This Reynoso revelation (and a previous revelation from Canelo) highlights the reality that the stories planted in the media and social media about this alleged split were entirely fictitious. And you’d be naive to think that there weren’t agendas behind this fiction being pushed to the public.
I'd expect nothing less of a convicted hustler with an anti-Haymon/PBC ax to grind like Glaser or a guy like Kim, who's been engaged in some weirdo race/culture war via (of all things) boxing. Screws and nuts will be screws and nuts.
You can’t really be mad at casual boxing fandom, either. Most simply don’t know enough about the inner workings of things to have a valid viewpoint or be able to determine fact from bullshit. And if their only source of info is from media and social media? Well, yeah, good luck being informed.
But the actual "real" media that DOES have a general understanding of how things work and should be wary of passing along misinformation? Shame on them. Then again, when many of those media people work for companies owned by PBC’s direct competition, like, for example, the Golden Boy-owned RingTV/Ring Magazine, maybe some of that “they should’ve known better” could be “they DID know better, but ran with the story anyway.” Hell, I’ve heard unsubstantiated rumors about Glaser actually serving as a “source” to at least a couple of the big-shot media voices.
But let’s be realistic here. It’s hard to make money in boxing media and most everyone looking to pay bills and put food on their family’s table with media gigs has had to flirt with conflict of interest. Boxing companies are really the only ones handing out anything resembling substantial paychecks. It’s up to each media member to decide how far that affects their work. In my case, I do freelance nuts-and-bolts fight previews for PBC. At the same time, though, I’ve criticized the company’s business model when necessary and have gone Magno-deep in blasting certain PBC fighters-- like once comparing Deontay Wilder’s boxing style to that of a drunken tranny fighting at 2 AM in a Dunkin Donuts parking lot or remarking that Jermell Charlo, in his one-sided loss to Canelo, carried himself with the traumatized reluctance of someone who had just been prison raped.
I don’t care which is your “favorite” boxing company or your “most hated” boxing company-- although having a “favorite” or “most hated,” in and of itself, is pretty stupid, in my opinion. It’s a bit like pledging forever loyalty to Burger King via proxy war with McDonald’s. Consumers do themselves a great disservice by blindly siding with a brand and declaring forever-war on that brand’s competition.

Entries shown:
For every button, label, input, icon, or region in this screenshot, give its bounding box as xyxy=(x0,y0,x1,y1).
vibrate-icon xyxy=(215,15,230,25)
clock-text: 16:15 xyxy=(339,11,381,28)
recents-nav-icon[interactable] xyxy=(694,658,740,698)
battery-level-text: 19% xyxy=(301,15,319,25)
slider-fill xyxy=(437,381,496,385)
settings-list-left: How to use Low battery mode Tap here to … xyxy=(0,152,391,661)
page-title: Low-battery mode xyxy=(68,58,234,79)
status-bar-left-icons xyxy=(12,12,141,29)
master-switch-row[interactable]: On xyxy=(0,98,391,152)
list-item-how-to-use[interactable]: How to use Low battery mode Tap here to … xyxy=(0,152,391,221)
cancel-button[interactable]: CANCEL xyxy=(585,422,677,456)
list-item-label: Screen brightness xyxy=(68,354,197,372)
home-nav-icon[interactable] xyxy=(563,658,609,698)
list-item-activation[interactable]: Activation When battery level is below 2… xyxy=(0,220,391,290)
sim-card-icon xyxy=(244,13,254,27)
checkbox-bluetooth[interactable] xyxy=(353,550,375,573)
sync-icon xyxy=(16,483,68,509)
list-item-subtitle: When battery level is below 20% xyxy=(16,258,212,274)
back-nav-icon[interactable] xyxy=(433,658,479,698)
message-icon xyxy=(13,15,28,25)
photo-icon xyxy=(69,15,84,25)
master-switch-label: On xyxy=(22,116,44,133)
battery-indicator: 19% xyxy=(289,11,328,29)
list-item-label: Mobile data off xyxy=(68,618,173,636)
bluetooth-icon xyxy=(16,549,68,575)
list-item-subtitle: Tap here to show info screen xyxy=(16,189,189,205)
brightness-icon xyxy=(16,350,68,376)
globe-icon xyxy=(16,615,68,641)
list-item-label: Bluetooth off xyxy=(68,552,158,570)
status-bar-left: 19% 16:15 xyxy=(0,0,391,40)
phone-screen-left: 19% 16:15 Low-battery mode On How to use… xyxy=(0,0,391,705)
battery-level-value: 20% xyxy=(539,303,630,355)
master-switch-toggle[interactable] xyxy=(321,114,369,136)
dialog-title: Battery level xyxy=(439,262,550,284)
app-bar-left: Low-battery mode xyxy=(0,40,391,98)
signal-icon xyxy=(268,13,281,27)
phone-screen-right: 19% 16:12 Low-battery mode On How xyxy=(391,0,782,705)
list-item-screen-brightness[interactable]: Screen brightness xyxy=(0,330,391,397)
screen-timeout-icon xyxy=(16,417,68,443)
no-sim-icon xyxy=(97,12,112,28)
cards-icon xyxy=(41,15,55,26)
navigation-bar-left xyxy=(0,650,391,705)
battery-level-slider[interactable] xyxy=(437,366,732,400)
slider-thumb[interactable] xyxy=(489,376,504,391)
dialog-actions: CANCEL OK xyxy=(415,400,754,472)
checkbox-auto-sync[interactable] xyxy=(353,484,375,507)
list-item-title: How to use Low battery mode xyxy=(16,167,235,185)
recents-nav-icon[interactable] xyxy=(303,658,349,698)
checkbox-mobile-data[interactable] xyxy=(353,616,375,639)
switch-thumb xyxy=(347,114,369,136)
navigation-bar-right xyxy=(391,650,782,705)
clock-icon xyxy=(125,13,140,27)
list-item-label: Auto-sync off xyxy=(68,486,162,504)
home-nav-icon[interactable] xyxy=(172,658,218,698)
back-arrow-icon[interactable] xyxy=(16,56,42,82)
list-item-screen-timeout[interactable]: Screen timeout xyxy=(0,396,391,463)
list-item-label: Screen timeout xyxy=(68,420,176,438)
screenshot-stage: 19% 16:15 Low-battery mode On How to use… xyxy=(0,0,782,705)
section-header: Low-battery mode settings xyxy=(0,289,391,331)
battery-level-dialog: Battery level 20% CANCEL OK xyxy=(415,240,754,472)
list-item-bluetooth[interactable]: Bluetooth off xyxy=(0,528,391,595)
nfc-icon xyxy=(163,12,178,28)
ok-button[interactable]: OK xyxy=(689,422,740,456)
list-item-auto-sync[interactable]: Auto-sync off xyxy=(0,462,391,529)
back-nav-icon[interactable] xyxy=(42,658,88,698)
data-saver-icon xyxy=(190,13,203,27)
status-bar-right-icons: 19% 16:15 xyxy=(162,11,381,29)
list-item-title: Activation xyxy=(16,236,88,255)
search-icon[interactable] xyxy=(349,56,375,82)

Problem statement:
Continue the commentary on boxing media and the rumored Canelo split, starting after its last sentence.

Response:
Personally, I don't care if any of these guys go out of business. My life doesn’t change one bit with the rise and/or fall of PBC, Top Rank, Golden Boy, etc. For me, this is about being right, being correct, being fair. It’s about speaking on issues when you have the actual facts straight or, at the very least, have a marginal understanding of what’s actually going on.
As for the fans looking out over this media/social media mess, trying to make sense of it all?
Common sense goes a long way. If someone’s entire shtick is “I’m out to get such and such company, force them out of existence,” why the hell would you believe any “news” they “break” regarding that particular company? And if a smear is passed along by those with the same “out to get them” leanings and/or by media people working for the target’s direct competition, again, why would you not come to the conclusion that, maybe, what you’re hearing is to be questioned?
At the end of the day, the boxing world would be a whole lot brighter and happier if boxing fans just followed boxing, like they used to do.
Fans need to leave the “my company vs. your company” self-sabotaging nonsense aside. They need to disregard the media/social media voices stirring that shit up for personal gain and/or to satisfy some deep-seated psychological issues.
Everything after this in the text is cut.